What is expected | Filter the listing below, copying every line in which the word "Recursos" appears.

Records for processing |
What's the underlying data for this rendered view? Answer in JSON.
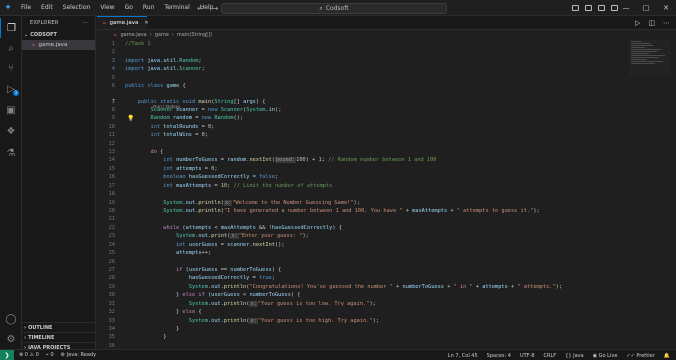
{
  "menu": [
    "File",
    "Edit",
    "Selection",
    "View",
    "Go",
    "Run",
    "Terminal",
    "Help"
  ],
  "search": {
    "text": "Codsoft"
  },
  "sidebar": {
    "title": "EXPLORER",
    "folder": "CODSOFT",
    "file": "game.java",
    "sections": [
      "OUTLINE",
      "TIMELINE",
      "JAVA PROJECTS"
    ]
  },
  "tab": {
    "label": "game.java"
  },
  "breadcrumb": {
    "file": "game.java",
    "class": "game",
    "method": "main(String[])"
  },
  "codelens": "Run | Debug",
  "status": {
    "errors": "0",
    "warnings": "0",
    "ports": "0",
    "java": "Java: Ready",
    "position": "Ln 7, Col 45",
    "spaces": "Spaces: 4",
    "encoding": "UTF-8",
    "eol": "CRLF",
    "language": "Java",
    "golive": "Go Live",
    "prettier": "Prettier"
  },
  "colors": {
    "accent": "#0078d4",
    "remote": "#16825d",
    "bulb": "#f5c518"
  },
  "code_lines": [
    {
      "n": "1",
      "t": "//Task 1"
    },
    {
      "n": "2",
      "t": ""
    },
    {
      "n": "3",
      "t": "import java.util.Random;"
    },
    {
      "n": "4",
      "t": "import java.util.Scanner;"
    },
    {
      "n": "5",
      "t": ""
    },
    {
      "n": "6",
      "t": "public class game {"
    },
    {
      "n": "7",
      "t": "    public static void main(String[] args) {"
    },
    {
      "n": "8",
      "t": "        Scanner scanner = new Scanner(System.in);"
    },
    {
      "n": "9",
      "t": "        Random random = new Random();"
    },
    {
      "n": "10",
      "t": "        int totalRounds = 0;"
    },
    {
      "n": "11",
      "t": "        int totalWins = 0;"
    },
    {
      "n": "12",
      "t": ""
    },
    {
      "n": "13",
      "t": "        do {"
    },
    {
      "n": "14",
      "t": "            int numberToGuess = random.nextInt(bound:100) + 1; // Random number between 1 and 100"
    },
    {
      "n": "15",
      "t": "            int attempts = 0;"
    },
    {
      "n": "16",
      "t": "            boolean hasGuessedCorrectly = false;"
    },
    {
      "n": "17",
      "t": "            int maxAttempts = 10; // Limit the number of attempts"
    },
    {
      "n": "18",
      "t": ""
    },
    {
      "n": "19",
      "t": "            System.out.println(x:\"Welcome to the Number Guessing Game!\");"
    },
    {
      "n": "20",
      "t": "            System.out.println(\"I have generated a number between 1 and 100. You have \" + maxAttempts + \" attempts to guess it.\");"
    },
    {
      "n": "21",
      "t": ""
    },
    {
      "n": "22",
      "t": "            while (attempts < maxAttempts && !hasGuessedCorrectly) {"
    },
    {
      "n": "23",
      "t": "                System.out.print(s:\"Enter your guess: \");"
    },
    {
      "n": "24",
      "t": "                int userGuess = scanner.nextInt();"
    },
    {
      "n": "25",
      "t": "                attempts++;"
    },
    {
      "n": "26",
      "t": ""
    },
    {
      "n": "27",
      "t": "                if (userGuess == numberToGuess) {"
    },
    {
      "n": "28",
      "t": "                    hasGuessedCorrectly = true;"
    },
    {
      "n": "29",
      "t": "                    System.out.println(\"Congratulations! You've guessed the number \" + numberToGuess + \" in \" + attempts + \" attempts.\");"
    },
    {
      "n": "30",
      "t": "                } else if (userGuess < numberToGuess) {"
    },
    {
      "n": "31",
      "t": "                    System.out.println(x:\"Your guess is too low. Try again.\");"
    },
    {
      "n": "32",
      "t": "                } else {"
    },
    {
      "n": "33",
      "t": "                    System.out.println(x:\"Your guess is too high. Try again.\");"
    },
    {
      "n": "34",
      "t": "                }"
    },
    {
      "n": "35",
      "t": "            }"
    },
    {
      "n": "36",
      "t": ""
    }
  ]
}
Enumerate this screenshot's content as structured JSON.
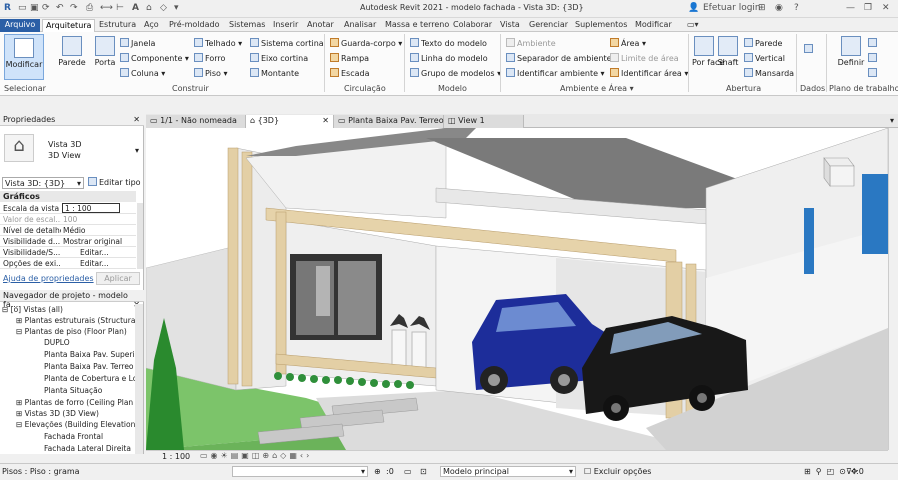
{
  "titlebar": {
    "title": "Autodesk Revit 2021 - modelo fachada - Vista 3D: {3D}",
    "login": "Efetuar login"
  },
  "tabs": [
    "Arquivo",
    "Arquitetura",
    "Estrutura",
    "Aço",
    "Pré-moldado",
    "Sistemas",
    "Inserir",
    "Anotar",
    "Analisar",
    "Massa e terreno",
    "Colaborar",
    "Vista",
    "Gerenciar",
    "Suplementos",
    "Modificar"
  ],
  "ribbon": {
    "modify": "Modificar",
    "select": "Selecionar",
    "build": {
      "wall": "Parede",
      "door": "Porta",
      "window": "Janela",
      "component": "Componente",
      "column": "Coluna",
      "roof": "Telhado",
      "ceiling": "Forro",
      "floor": "Piso",
      "curtain_system": "Sistema cortina",
      "curtain_grid": "Eixo cortina",
      "mullion": "Montante",
      "panel": "Construir"
    },
    "circulation": {
      "railing": "Guarda-corpo",
      "ramp": "Rampa",
      "stair": "Escada",
      "panel": "Circulação"
    },
    "model": {
      "text": "Texto do modelo",
      "line": "Linha do modelo",
      "group": "Grupo de modelos",
      "panel": "Modelo"
    },
    "room": {
      "room": "Ambiente",
      "separator": "Separador de ambiente",
      "tag": "Identificar ambiente",
      "area": "Área",
      "boundary": "Limite de área",
      "tag_area": "Identificar área",
      "panel": "Ambiente e Área"
    },
    "opening": {
      "by_face": "Por face",
      "shaft": "Shaft",
      "wall": "Parede",
      "vertical": "Vertical",
      "dormer": "Mansarda",
      "panel": "Abertura"
    },
    "datum": {
      "panel": "Dados"
    },
    "workplane": {
      "set": "Definir",
      "panel": "Plano de trabalho"
    }
  },
  "properties": {
    "header": "Propriedades",
    "type_name": "Vista 3D",
    "type_sub": "3D View",
    "selector": "Vista 3D: {3D}",
    "edit_type": "Editar tipo",
    "group": "Gráficos",
    "rows": [
      {
        "k": "Escala da vista",
        "v": "1 : 100"
      },
      {
        "k": "Valor de escal...",
        "v": "100"
      },
      {
        "k": "Nível de detalhe",
        "v": "Médio"
      },
      {
        "k": "Visibilidade d...",
        "v": "Mostrar original"
      },
      {
        "k": "Visibilidade/S...",
        "v": "Editar..."
      },
      {
        "k": "Opções de exi...",
        "v": "Editar..."
      }
    ],
    "help": "Ajuda de propriedades",
    "apply": "Aplicar"
  },
  "browser": {
    "header": "Navegador de projeto - modelo fa...",
    "items": [
      "Vistas (all)",
      "Plantas estruturais (Structural",
      "Plantas de piso (Floor Plan)",
      "DUPLO",
      "Planta Baixa Pav. Superio",
      "Planta Baixa Pav. Terreo",
      "Planta de Cobertura e Loc",
      "Planta Situação",
      "Plantas de forro (Ceiling Plan",
      "Vistas 3D (3D View)",
      "Elevações (Building Elevation",
      "Fachada Frontal",
      "Fachada Lateral Direita"
    ]
  },
  "viewtabs": [
    "1/1 - Não nomeada",
    "{3D}",
    "Planta Baixa Pav. Terreo",
    "View 1"
  ],
  "viewbar": {
    "scale": "1 : 100"
  },
  "status": {
    "text": "Pisos : Piso : grama",
    "count": ":0",
    "model": "Modelo principal",
    "exclude": "Excluir opções",
    "filter": ":0"
  }
}
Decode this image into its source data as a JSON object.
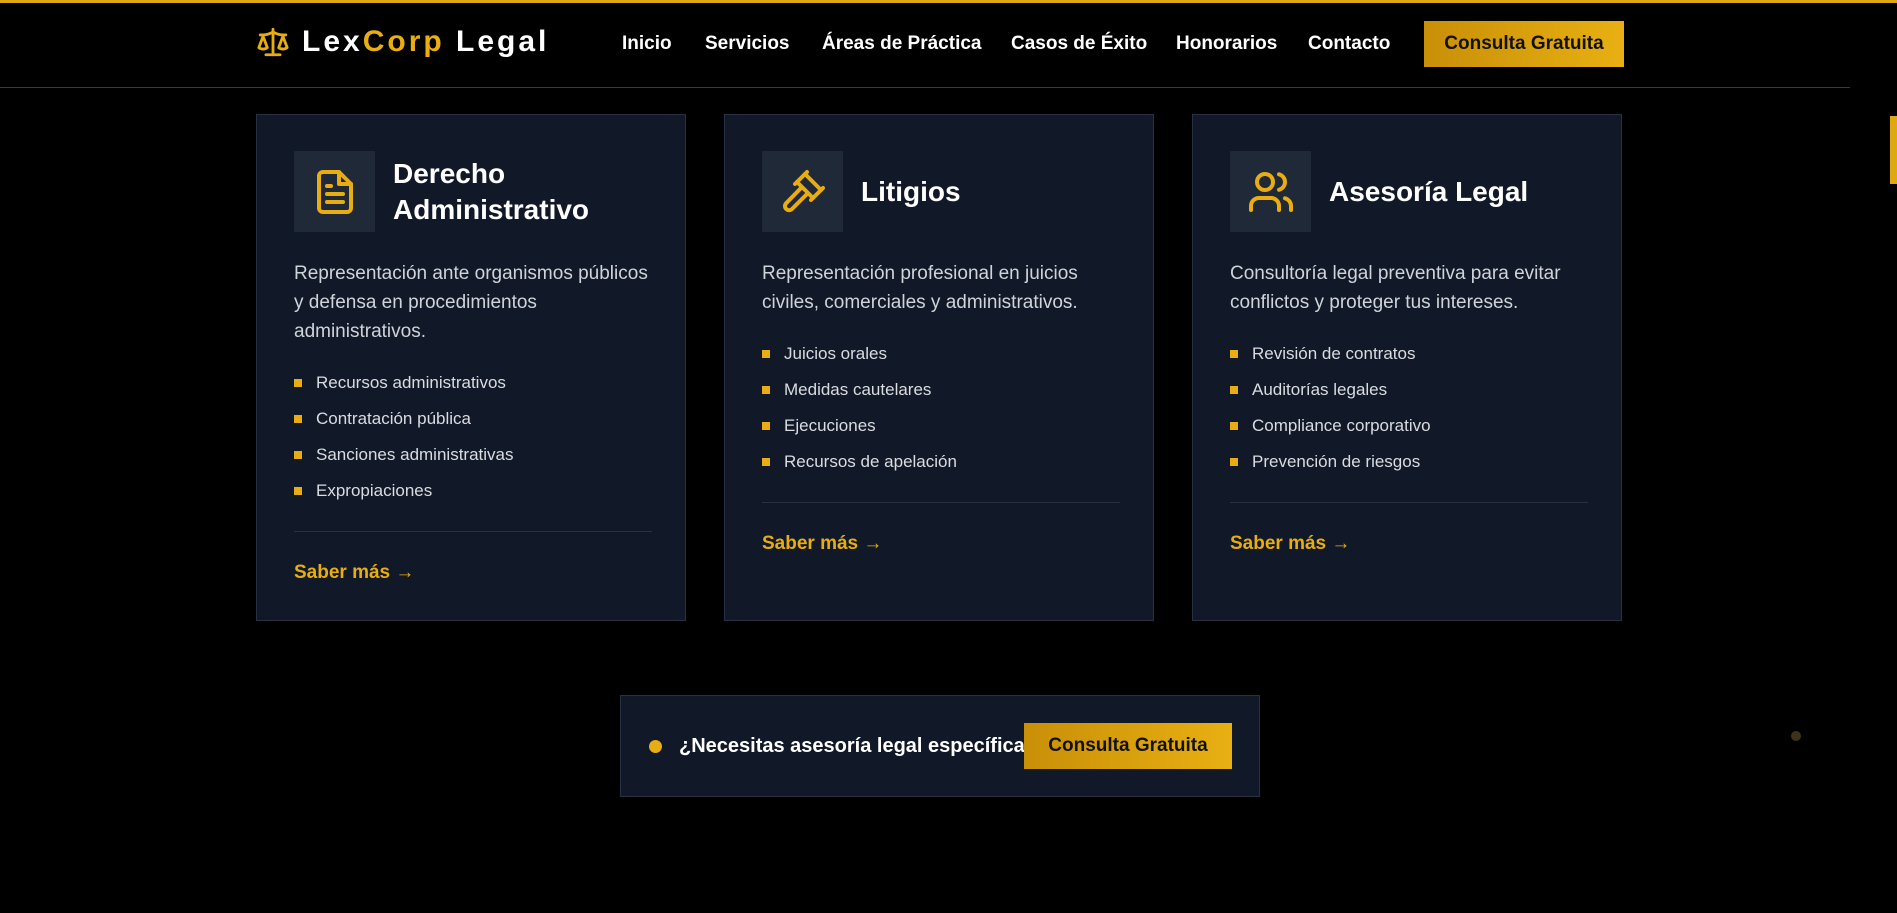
{
  "colors": {
    "accent": "#e8ad12",
    "background": "#000000",
    "card": "#111827",
    "icon_box": "#1f2937"
  },
  "brand": {
    "name_part1": "Lex",
    "name_part2": "Corp",
    "name_part3": " Legal",
    "icon": "scales-icon"
  },
  "nav": {
    "items": [
      "Inicio",
      "Servicios",
      "Áreas de Práctica",
      "Casos de Éxito",
      "Honorarios",
      "Contacto"
    ],
    "cta": "Consulta Gratuita"
  },
  "cards": [
    {
      "icon": "document-icon",
      "title": "Derecho Administrativo",
      "description": "Representación ante organismos públicos y defensa en procedimientos administrativos.",
      "items": [
        "Recursos administrativos",
        "Contratación pública",
        "Sanciones administrativas",
        "Expropiaciones"
      ],
      "link": "Saber más →"
    },
    {
      "icon": "gavel-icon",
      "title": "Litigios",
      "description": "Representación profesional en juicios civiles, comerciales y administrativos.",
      "items": [
        "Juicios orales",
        "Medidas cautelares",
        "Ejecuciones",
        "Recursos de apelación"
      ],
      "link": "Saber más →"
    },
    {
      "icon": "users-icon",
      "title": "Asesoría Legal",
      "description": "Consultoría legal preventiva para evitar conflictos y proteger tus intereses.",
      "items": [
        "Revisión de contratos",
        "Auditorías legales",
        "Compliance corporativo",
        "Prevención de riesgos"
      ],
      "link": "Saber más →"
    }
  ],
  "cta_bar": {
    "text": "¿Necesitas asesoría legal específica?",
    "button": "Consulta Gratuita"
  }
}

Answer for this exercise |
        "Recursos administrativos",
        "Recursos de apelación"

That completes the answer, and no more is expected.